#### [KURZE AUFGABE 1]
Geben Sie aus dem Text zum Kindesunterhalt den Abschnitt von „Das ist zwar“ bis einschließlich „es konkrete Zahlen.“ wörtlich wieder.
#### [KURZE AUFGABE 2]
Welches Aktenzeichen trägt die Entscheidung des Bundesgerichtshofs laut dem Text zum Kindesunterhalt?
#### [KURZE AUFGABE 3]
Führen Sie alle Angaben auf, die der Text zum Kindesunterhalt in der Klammer hinter der Entscheidung des Bundesgerichtshofs macht.

#### [BEREITGESTELLTER TEXT]
###

„Unbegrenzt leistungsfähig“ zu sein

Das ist zwar schön, reicht dem BGH aber als Einkommensangabe über das zwecks Kindesunterhaltsberechnung nicht aus. Insbesondere wenn es um den Mehrbedarf geht, brauche es konkrete Zahlen. 

Die Erklärung, „unbegrenzt leistungsfähig“ zu sein, genügt nicht dem Auskunftsanspruch des Kindes gegen ein unterhaItspflichtiges Elternteil. Das entschied der Bundesgerichtshof in einer im September 2020 veröffentlichen Entscheidung (Beschl. v. 16.9.2020, Az. XII ZB 499/19).

###

#### [BEREITGESTELLTE DATEN]
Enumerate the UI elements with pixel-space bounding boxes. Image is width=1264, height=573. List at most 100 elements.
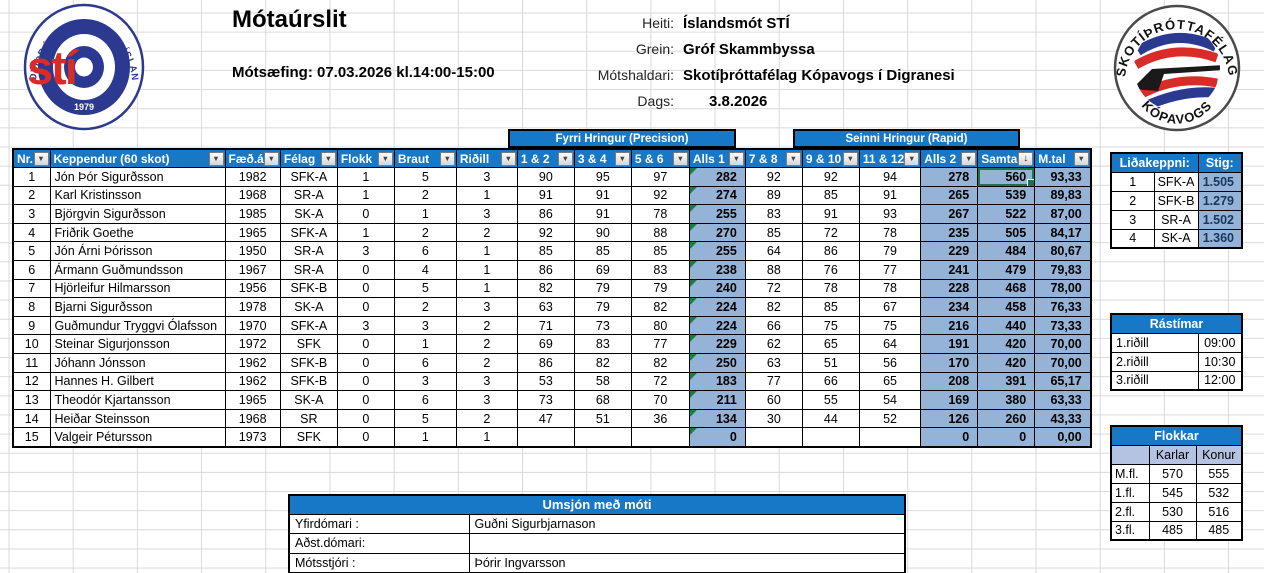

###

#### [LÖSUNG DER AUFGABE 1]
Das ist zwar schön, reicht dem BGH aber als Einkommensangabe über das zwecks Kindesunterhaltsberechnung nicht aus. Insbesondere wenn es um den Mehrbedarf geht, brauche es konkrete Zahlen.

#### [LÖSUNG DER AUFGABE 2]
XII ZB 499/19

#### [LÖSUNG DER AUFGABE 3]
- Art der Entscheidung: Beschluss
- Datum: 16.9.2020
- Aktenzeichen: XII ZB 499/19